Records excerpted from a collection
▶

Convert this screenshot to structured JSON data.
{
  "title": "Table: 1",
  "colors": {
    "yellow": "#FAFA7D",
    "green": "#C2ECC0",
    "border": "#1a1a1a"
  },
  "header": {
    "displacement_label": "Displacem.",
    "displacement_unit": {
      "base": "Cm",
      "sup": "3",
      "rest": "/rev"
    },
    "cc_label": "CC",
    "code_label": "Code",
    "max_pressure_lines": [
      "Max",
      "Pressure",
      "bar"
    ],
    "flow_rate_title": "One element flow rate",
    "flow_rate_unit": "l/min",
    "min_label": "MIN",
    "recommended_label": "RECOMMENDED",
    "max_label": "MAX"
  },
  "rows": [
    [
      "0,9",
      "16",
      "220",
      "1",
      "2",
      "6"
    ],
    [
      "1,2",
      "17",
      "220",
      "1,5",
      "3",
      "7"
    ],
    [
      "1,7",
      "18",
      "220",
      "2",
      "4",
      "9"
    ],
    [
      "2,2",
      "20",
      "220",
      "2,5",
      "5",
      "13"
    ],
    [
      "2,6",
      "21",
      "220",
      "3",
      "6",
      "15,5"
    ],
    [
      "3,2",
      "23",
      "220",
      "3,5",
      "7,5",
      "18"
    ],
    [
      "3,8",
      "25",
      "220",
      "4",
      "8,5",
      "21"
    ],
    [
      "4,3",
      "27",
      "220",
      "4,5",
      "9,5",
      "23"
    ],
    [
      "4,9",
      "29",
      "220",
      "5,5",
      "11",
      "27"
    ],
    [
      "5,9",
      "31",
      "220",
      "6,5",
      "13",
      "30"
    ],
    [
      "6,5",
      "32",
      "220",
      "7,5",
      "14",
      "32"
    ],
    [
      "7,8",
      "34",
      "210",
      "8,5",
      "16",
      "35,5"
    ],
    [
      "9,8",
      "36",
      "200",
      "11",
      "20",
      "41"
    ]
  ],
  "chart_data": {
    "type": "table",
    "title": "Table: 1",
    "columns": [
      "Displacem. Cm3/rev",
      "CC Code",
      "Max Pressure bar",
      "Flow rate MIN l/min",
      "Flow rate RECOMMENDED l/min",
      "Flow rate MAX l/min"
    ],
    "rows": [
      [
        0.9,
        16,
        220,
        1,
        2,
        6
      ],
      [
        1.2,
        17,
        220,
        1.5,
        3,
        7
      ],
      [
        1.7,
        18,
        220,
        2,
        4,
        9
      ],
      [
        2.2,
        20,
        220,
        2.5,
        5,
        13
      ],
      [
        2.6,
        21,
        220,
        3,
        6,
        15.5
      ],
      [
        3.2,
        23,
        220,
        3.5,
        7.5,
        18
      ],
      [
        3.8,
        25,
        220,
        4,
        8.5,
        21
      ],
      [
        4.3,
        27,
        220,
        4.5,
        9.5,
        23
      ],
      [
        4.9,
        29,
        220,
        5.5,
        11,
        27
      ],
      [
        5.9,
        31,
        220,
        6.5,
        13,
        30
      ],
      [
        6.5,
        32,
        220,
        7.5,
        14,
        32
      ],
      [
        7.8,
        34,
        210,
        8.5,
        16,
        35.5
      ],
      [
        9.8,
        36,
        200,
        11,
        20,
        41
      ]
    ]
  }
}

◀

● **What you are asked to do**:
Retype all of the entries precisely as they are.

● **Problem solution**:
Convert this screenshot to structured JSON data.
{
  "title": "Table: 1",
  "colors": {
    "yellow": "#FAFA7D",
    "green": "#C2ECC0",
    "border": "#1a1a1a"
  },
  "header": {
    "displacement_label": "Displacem.",
    "displacement_unit": {
      "base": "Cm",
      "sup": "3",
      "rest": "/rev"
    },
    "cc_label": "CC",
    "code_label": "Code",
    "max_pressure_lines": [
      "Max",
      "Pressure",
      "bar"
    ],
    "flow_rate_title": "One element flow rate",
    "flow_rate_unit": "l/min",
    "min_label": "MIN",
    "recommended_label": "RECOMMENDED",
    "max_label": "MAX"
  },
  "rows": [
    [
      "0,9",
      "16",
      "220",
      "1",
      "2",
      "6"
    ],
    [
      "1,2",
      "17",
      "220",
      "1,5",
      "3",
      "7"
    ],
    [
      "1,7",
      "18",
      "220",
      "2",
      "4",
      "9"
    ],
    [
      "2,2",
      "20",
      "220",
      "2,5",
      "5",
      "13"
    ],
    [
      "2,6",
      "21",
      "220",
      "3",
      "6",
      "15,5"
    ],
    [
      "3,2",
      "23",
      "220",
      "3,5",
      "7,5",
      "18"
    ],
    [
      "3,8",
      "25",
      "220",
      "4",
      "8,5",
      "21"
    ],
    [
      "4,3",
      "27",
      "220",
      "4,5",
      "9,5",
      "23"
    ],
    [
      "4,9",
      "29",
      "220",
      "5,5",
      "11",
      "27"
    ],
    [
      "5,9",
      "31",
      "220",
      "6,5",
      "13",
      "30"
    ],
    [
      "6,5",
      "32",
      "220",
      "7,5",
      "14",
      "32"
    ],
    [
      "7,8",
      "34",
      "210",
      "8,5",
      "16",
      "35,5"
    ],
    [
      "9,8",
      "36",
      "200",
      "11",
      "20",
      "41"
    ]
  ],
  "chart_data": {
    "type": "table",
    "title": "Table: 1",
    "columns": [
      "Displacem. Cm3/rev",
      "CC Code",
      "Max Pressure bar",
      "Flow rate MIN l/min",
      "Flow rate RECOMMENDED l/min",
      "Flow rate MAX l/min"
    ],
    "rows": [
      [
        0.9,
        16,
        220,
        1,
        2,
        6
      ],
      [
        1.2,
        17,
        220,
        1.5,
        3,
        7
      ],
      [
        1.7,
        18,
        220,
        2,
        4,
        9
      ],
      [
        2.2,
        20,
        220,
        2.5,
        5,
        13
      ],
      [
        2.6,
        21,
        220,
        3,
        6,
        15.5
      ],
      [
        3.2,
        23,
        220,
        3.5,
        7.5,
        18
      ],
      [
        3.8,
        25,
        220,
        4,
        8.5,
        21
      ],
      [
        4.3,
        27,
        220,
        4.5,
        9.5,
        23
      ],
      [
        4.9,
        29,
        220,
        5.5,
        11,
        27
      ],
      [
        5.9,
        31,
        220,
        6.5,
        13,
        30
      ],
      [
        6.5,
        32,
        220,
        7.5,
        14,
        32
      ],
      [
        7.8,
        34,
        210,
        8.5,
        16,
        35.5
      ],
      [
        9.8,
        36,
        200,
        11,
        20,
        41
      ]
    ]
  }
}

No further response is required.